- _Data supplied_:
%%
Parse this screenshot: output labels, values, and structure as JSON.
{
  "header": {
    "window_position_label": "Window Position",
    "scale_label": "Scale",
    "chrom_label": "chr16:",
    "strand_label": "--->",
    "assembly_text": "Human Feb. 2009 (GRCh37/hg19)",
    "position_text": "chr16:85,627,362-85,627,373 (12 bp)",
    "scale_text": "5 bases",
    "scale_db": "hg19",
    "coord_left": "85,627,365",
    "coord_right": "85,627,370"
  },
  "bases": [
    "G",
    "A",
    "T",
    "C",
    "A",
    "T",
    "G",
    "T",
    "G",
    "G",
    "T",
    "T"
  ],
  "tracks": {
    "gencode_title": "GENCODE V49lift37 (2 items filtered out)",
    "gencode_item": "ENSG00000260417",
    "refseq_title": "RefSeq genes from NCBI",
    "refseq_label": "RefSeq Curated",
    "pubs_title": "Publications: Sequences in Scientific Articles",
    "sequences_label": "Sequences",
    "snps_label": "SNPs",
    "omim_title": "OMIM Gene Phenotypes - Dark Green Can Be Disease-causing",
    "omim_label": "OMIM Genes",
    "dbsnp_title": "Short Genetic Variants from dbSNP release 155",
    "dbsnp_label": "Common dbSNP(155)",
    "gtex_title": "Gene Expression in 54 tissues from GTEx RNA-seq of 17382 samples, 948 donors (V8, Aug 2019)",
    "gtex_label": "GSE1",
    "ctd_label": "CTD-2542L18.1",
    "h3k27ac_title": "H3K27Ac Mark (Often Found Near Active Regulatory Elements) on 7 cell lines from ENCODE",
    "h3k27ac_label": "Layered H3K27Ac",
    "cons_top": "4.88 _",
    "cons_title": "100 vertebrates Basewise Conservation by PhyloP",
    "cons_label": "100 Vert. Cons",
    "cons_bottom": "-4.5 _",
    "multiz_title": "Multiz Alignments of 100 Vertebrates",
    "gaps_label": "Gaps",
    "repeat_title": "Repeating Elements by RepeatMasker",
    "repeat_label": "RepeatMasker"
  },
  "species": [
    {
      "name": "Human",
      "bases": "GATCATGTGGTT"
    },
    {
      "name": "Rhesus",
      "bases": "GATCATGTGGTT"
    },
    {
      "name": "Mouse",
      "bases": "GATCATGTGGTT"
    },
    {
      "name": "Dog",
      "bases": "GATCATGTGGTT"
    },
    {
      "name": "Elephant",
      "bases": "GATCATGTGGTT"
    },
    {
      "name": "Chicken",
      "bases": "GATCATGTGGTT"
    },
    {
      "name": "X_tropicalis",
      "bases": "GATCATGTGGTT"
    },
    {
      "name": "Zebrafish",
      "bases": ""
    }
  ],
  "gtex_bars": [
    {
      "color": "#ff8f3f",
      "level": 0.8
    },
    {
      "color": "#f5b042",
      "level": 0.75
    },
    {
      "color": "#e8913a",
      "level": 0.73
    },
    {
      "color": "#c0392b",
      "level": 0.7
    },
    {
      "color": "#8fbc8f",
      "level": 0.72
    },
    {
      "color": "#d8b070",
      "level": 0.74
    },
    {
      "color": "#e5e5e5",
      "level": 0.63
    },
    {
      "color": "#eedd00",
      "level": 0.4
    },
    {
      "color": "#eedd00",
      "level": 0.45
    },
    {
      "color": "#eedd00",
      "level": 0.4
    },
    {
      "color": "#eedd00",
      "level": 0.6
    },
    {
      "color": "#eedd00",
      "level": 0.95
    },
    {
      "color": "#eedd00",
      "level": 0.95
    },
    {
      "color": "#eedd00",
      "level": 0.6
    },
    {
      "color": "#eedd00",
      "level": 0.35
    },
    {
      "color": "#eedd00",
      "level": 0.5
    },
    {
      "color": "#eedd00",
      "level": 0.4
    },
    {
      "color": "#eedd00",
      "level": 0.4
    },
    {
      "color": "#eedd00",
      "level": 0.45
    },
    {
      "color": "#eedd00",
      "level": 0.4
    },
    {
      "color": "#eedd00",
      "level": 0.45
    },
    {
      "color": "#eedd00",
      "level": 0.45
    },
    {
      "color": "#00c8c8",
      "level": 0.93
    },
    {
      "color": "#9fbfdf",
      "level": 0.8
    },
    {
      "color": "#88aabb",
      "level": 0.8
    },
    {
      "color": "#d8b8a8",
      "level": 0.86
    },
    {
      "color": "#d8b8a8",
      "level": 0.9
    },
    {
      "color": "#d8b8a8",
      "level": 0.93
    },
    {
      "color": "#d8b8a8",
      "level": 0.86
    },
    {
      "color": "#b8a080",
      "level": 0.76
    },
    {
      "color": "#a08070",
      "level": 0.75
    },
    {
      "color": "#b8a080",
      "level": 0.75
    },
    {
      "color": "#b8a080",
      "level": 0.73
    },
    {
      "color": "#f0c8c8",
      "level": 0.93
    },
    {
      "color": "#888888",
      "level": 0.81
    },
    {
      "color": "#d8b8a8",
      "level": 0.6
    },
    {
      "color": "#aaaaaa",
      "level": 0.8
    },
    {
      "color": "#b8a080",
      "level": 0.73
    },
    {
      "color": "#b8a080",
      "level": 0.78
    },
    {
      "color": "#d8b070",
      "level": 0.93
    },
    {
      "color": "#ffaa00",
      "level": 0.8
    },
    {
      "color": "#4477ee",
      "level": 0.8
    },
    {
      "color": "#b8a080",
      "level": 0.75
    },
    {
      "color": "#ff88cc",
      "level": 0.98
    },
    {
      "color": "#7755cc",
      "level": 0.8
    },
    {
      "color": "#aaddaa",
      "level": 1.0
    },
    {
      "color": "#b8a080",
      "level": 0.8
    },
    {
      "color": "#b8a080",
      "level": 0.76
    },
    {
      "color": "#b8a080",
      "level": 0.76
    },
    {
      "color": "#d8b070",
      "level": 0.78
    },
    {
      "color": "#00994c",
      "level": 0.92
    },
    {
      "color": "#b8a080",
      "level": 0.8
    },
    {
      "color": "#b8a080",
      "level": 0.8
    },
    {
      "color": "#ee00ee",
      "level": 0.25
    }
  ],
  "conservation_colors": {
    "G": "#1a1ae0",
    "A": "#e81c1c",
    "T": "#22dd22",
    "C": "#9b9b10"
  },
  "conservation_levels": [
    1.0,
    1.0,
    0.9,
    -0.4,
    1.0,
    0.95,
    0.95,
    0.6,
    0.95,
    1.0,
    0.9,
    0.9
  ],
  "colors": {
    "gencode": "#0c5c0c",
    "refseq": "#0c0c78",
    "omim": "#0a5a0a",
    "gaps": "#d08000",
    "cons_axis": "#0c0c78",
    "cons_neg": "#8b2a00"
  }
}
%%
- _What is needed_:
Set down an exact copy of the entries above.

- _Written response_:
Parse this screenshot: output labels, values, and structure as JSON.
{
  "header": {
    "window_position_label": "Window Position",
    "scale_label": "Scale",
    "chrom_label": "chr16:",
    "strand_label": "--->",
    "assembly_text": "Human Feb. 2009 (GRCh37/hg19)",
    "position_text": "chr16:85,627,362-85,627,373 (12 bp)",
    "scale_text": "5 bases",
    "scale_db": "hg19",
    "coord_left": "85,627,365",
    "coord_right": "85,627,370"
  },
  "bases": [
    "G",
    "A",
    "T",
    "C",
    "A",
    "T",
    "G",
    "T",
    "G",
    "G",
    "T",
    "T"
  ],
  "tracks": {
    "gencode_title": "GENCODE V49lift37 (2 items filtered out)",
    "gencode_item": "ENSG00000260417",
    "refseq_title": "RefSeq genes from NCBI",
    "refseq_label": "RefSeq Curated",
    "pubs_title": "Publications: Sequences in Scientific Articles",
    "sequences_label": "Sequences",
    "snps_label": "SNPs",
    "omim_title": "OMIM Gene Phenotypes - Dark Green Can Be Disease-causing",
    "omim_label": "OMIM Genes",
    "dbsnp_title": "Short Genetic Variants from dbSNP release 155",
    "dbsnp_label": "Common dbSNP(155)",
    "gtex_title": "Gene Expression in 54 tissues from GTEx RNA-seq of 17382 samples, 948 donors (V8, Aug 2019)",
    "gtex_label": "GSE1",
    "ctd_label": "CTD-2542L18.1",
    "h3k27ac_title": "H3K27Ac Mark (Often Found Near Active Regulatory Elements) on 7 cell lines from ENCODE",
    "h3k27ac_label": "Layered H3K27Ac",
    "cons_top": "4.88 _",
    "cons_title": "100 vertebrates Basewise Conservation by PhyloP",
    "cons_label": "100 Vert. Cons",
    "cons_bottom": "-4.5 _",
    "multiz_title": "Multiz Alignments of 100 Vertebrates",
    "gaps_label": "Gaps",
    "repeat_title": "Repeating Elements by RepeatMasker",
    "repeat_label": "RepeatMasker"
  },
  "species": [
    {
      "name": "Human",
      "bases": "GATCATGTGGTT"
    },
    {
      "name": "Rhesus",
      "bases": "GATCATGTGGTT"
    },
    {
      "name": "Mouse",
      "bases": "GATCATGTGGTT"
    },
    {
      "name": "Dog",
      "bases": "GATCATGTGGTT"
    },
    {
      "name": "Elephant",
      "bases": "GATCATGTGGTT"
    },
    {
      "name": "Chicken",
      "bases": "GATCATGTGGTT"
    },
    {
      "name": "X_tropicalis",
      "bases": "GATCATGTGGTT"
    },
    {
      "name": "Zebrafish",
      "bases": ""
    }
  ],
  "gtex_bars": [
    {
      "color": "#ff8f3f",
      "level": 0.8
    },
    {
      "color": "#f5b042",
      "level": 0.75
    },
    {
      "color": "#e8913a",
      "level": 0.73
    },
    {
      "color": "#c0392b",
      "level": 0.7
    },
    {
      "color": "#8fbc8f",
      "level": 0.72
    },
    {
      "color": "#d8b070",
      "level": 0.74
    },
    {
      "color": "#e5e5e5",
      "level": 0.63
    },
    {
      "color": "#eedd00",
      "level": 0.4
    },
    {
      "color": "#eedd00",
      "level": 0.45
    },
    {
      "color": "#eedd00",
      "level": 0.4
    },
    {
      "color": "#eedd00",
      "level": 0.6
    },
    {
      "color": "#eedd00",
      "level": 0.95
    },
    {
      "color": "#eedd00",
      "level": 0.95
    },
    {
      "color": "#eedd00",
      "level": 0.6
    },
    {
      "color": "#eedd00",
      "level": 0.35
    },
    {
      "color": "#eedd00",
      "level": 0.5
    },
    {
      "color": "#eedd00",
      "level": 0.4
    },
    {
      "color": "#eedd00",
      "level": 0.4
    },
    {
      "color": "#eedd00",
      "level": 0.45
    },
    {
      "color": "#eedd00",
      "level": 0.4
    },
    {
      "color": "#eedd00",
      "level": 0.45
    },
    {
      "color": "#eedd00",
      "level": 0.45
    },
    {
      "color": "#00c8c8",
      "level": 0.93
    },
    {
      "color": "#9fbfdf",
      "level": 0.8
    },
    {
      "color": "#88aabb",
      "level": 0.8
    },
    {
      "color": "#d8b8a8",
      "level": 0.86
    },
    {
      "color": "#d8b8a8",
      "level": 0.9
    },
    {
      "color": "#d8b8a8",
      "level": 0.93
    },
    {
      "color": "#d8b8a8",
      "level": 0.86
    },
    {
      "color": "#b8a080",
      "level": 0.76
    },
    {
      "color": "#a08070",
      "level": 0.75
    },
    {
      "color": "#b8a080",
      "level": 0.75
    },
    {
      "color": "#b8a080",
      "level": 0.73
    },
    {
      "color": "#f0c8c8",
      "level": 0.93
    },
    {
      "color": "#888888",
      "level": 0.81
    },
    {
      "color": "#d8b8a8",
      "level": 0.6
    },
    {
      "color": "#aaaaaa",
      "level": 0.8
    },
    {
      "color": "#b8a080",
      "level": 0.73
    },
    {
      "color": "#b8a080",
      "level": 0.78
    },
    {
      "color": "#d8b070",
      "level": 0.93
    },
    {
      "color": "#ffaa00",
      "level": 0.8
    },
    {
      "color": "#4477ee",
      "level": 0.8
    },
    {
      "color": "#b8a080",
      "level": 0.75
    },
    {
      "color": "#ff88cc",
      "level": 0.98
    },
    {
      "color": "#7755cc",
      "level": 0.8
    },
    {
      "color": "#aaddaa",
      "level": 1.0
    },
    {
      "color": "#b8a080",
      "level": 0.8
    },
    {
      "color": "#b8a080",
      "level": 0.76
    },
    {
      "color": "#b8a080",
      "level": 0.76
    },
    {
      "color": "#d8b070",
      "level": 0.78
    },
    {
      "color": "#00994c",
      "level": 0.92
    },
    {
      "color": "#b8a080",
      "level": 0.8
    },
    {
      "color": "#b8a080",
      "level": 0.8
    },
    {
      "color": "#ee00ee",
      "level": 0.25
    }
  ],
  "conservation_colors": {
    "G": "#1a1ae0",
    "A": "#e81c1c",
    "T": "#22dd22",
    "C": "#9b9b10"
  },
  "conservation_levels": [
    1.0,
    1.0,
    0.9,
    -0.4,
    1.0,
    0.95,
    0.95,
    0.6,
    0.95,
    1.0,
    0.9,
    0.9
  ],
  "colors": {
    "gencode": "#0c5c0c",
    "refseq": "#0c0c78",
    "omim": "#0a5a0a",
    "gaps": "#d08000",
    "cons_axis": "#0c0c78",
    "cons_neg": "#8b2a00"
  }
}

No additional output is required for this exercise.